Given records:
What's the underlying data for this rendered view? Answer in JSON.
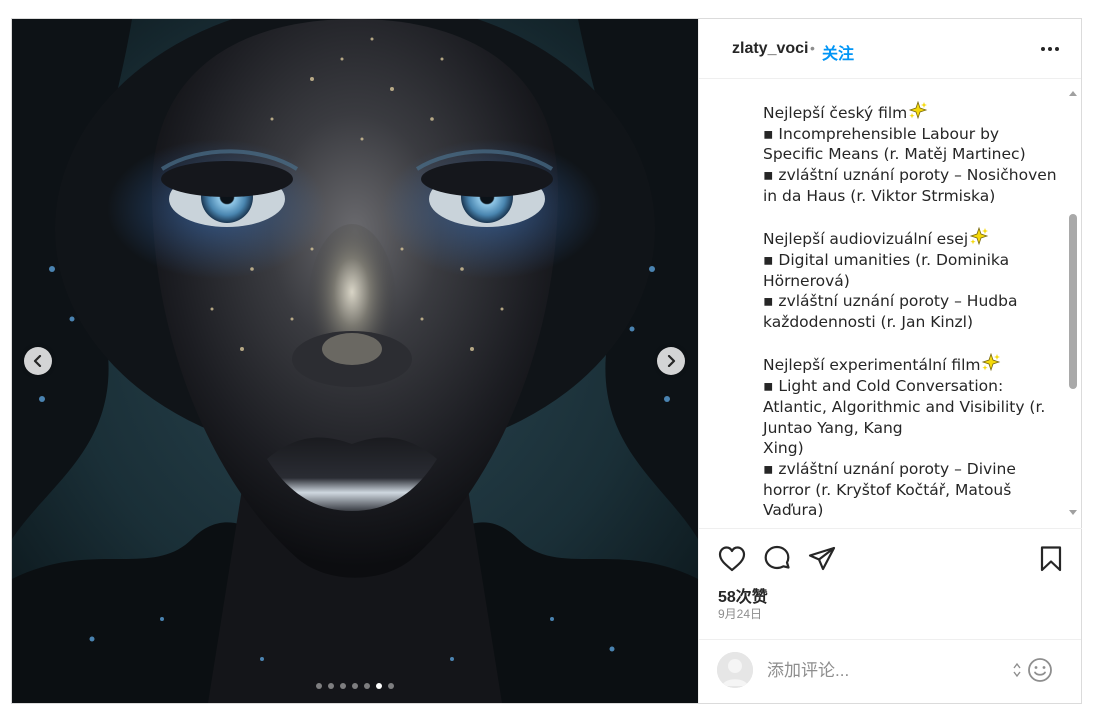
{
  "header": {
    "username": "zlaty_voci",
    "separator": "•",
    "follow_label": "关注",
    "more_icon": "more-horizontal-icon"
  },
  "caption_lines": [
    {
      "text": "Nejlepší český film",
      "sparkle": true
    },
    {
      "text": "▪ Incomprehensible Labour by"
    },
    {
      "text": "Specific Means (r. Matěj Martinec)"
    },
    {
      "text": "▪ zvláštní uznání poroty – Nosičhoven"
    },
    {
      "text": "in da Haus (r. Viktor Strmiska)"
    },
    {
      "text": "",
      "gap": true
    },
    {
      "text": "Nejlepší audiovizuální esej",
      "sparkle": true
    },
    {
      "text": "▪ Digital umanities (r. Dominika"
    },
    {
      "text": "Hörnerová)"
    },
    {
      "text": "▪ zvláštní uznání poroty – Hudba"
    },
    {
      "text": "každodennosti (r. Jan Kinzl)"
    },
    {
      "text": "",
      "gap": true
    },
    {
      "text": "Nejlepší experimentální film",
      "sparkle": true
    },
    {
      "text": "▪ Light and Cold Conversation:"
    },
    {
      "text": "Atlantic, Algorithmic and Visibility (r."
    },
    {
      "text": "Juntao Yang, Kang"
    },
    {
      "text": "Xing)"
    },
    {
      "text": "▪ zvláštní uznání poroty – Divine"
    },
    {
      "text": "horror (r. Kryštof Kočtář, Matouš"
    },
    {
      "text": "Vaďura)"
    }
  ],
  "carousel": {
    "total_slides": 7,
    "active_slide": 6
  },
  "actions": {
    "like_icon": "heart-icon",
    "comment_icon": "comment-icon",
    "share_icon": "send-icon",
    "save_icon": "bookmark-icon"
  },
  "likes_label": "58次赞",
  "date_label": "9月24日",
  "comment": {
    "placeholder": "添加评论..."
  },
  "colors": {
    "accent": "#0095f6",
    "text": "#262626",
    "muted": "#8e8e8e",
    "sparkle": "#f5d90a"
  }
}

Problem details:
All of the entries above should be copied exactly, except for the pictures.

Correct result:
What's the underlying data for this rendered view? Answer in JSON.
{
  "header": {
    "username": "zlaty_voci",
    "separator": "•",
    "follow_label": "关注",
    "more_icon": "more-horizontal-icon"
  },
  "caption_lines": [
    {
      "text": "Nejlepší český film",
      "sparkle": true
    },
    {
      "text": "▪ Incomprehensible Labour by"
    },
    {
      "text": "Specific Means (r. Matěj Martinec)"
    },
    {
      "text": "▪ zvláštní uznání poroty – Nosičhoven"
    },
    {
      "text": "in da Haus (r. Viktor Strmiska)"
    },
    {
      "text": "",
      "gap": true
    },
    {
      "text": "Nejlepší audiovizuální esej",
      "sparkle": true
    },
    {
      "text": "▪ Digital umanities (r. Dominika"
    },
    {
      "text": "Hörnerová)"
    },
    {
      "text": "▪ zvláštní uznání poroty – Hudba"
    },
    {
      "text": "každodennosti (r. Jan Kinzl)"
    },
    {
      "text": "",
      "gap": true
    },
    {
      "text": "Nejlepší experimentální film",
      "sparkle": true
    },
    {
      "text": "▪ Light and Cold Conversation:"
    },
    {
      "text": "Atlantic, Algorithmic and Visibility (r."
    },
    {
      "text": "Juntao Yang, Kang"
    },
    {
      "text": "Xing)"
    },
    {
      "text": "▪ zvláštní uznání poroty – Divine"
    },
    {
      "text": "horror (r. Kryštof Kočtář, Matouš"
    },
    {
      "text": "Vaďura)"
    }
  ],
  "carousel": {
    "total_slides": 7,
    "active_slide": 6
  },
  "actions": {
    "like_icon": "heart-icon",
    "comment_icon": "comment-icon",
    "share_icon": "send-icon",
    "save_icon": "bookmark-icon"
  },
  "likes_label": "58次赞",
  "date_label": "9月24日",
  "comment": {
    "placeholder": "添加评论..."
  },
  "colors": {
    "accent": "#0095f6",
    "text": "#262626",
    "muted": "#8e8e8e",
    "sparkle": "#f5d90a"
  }
}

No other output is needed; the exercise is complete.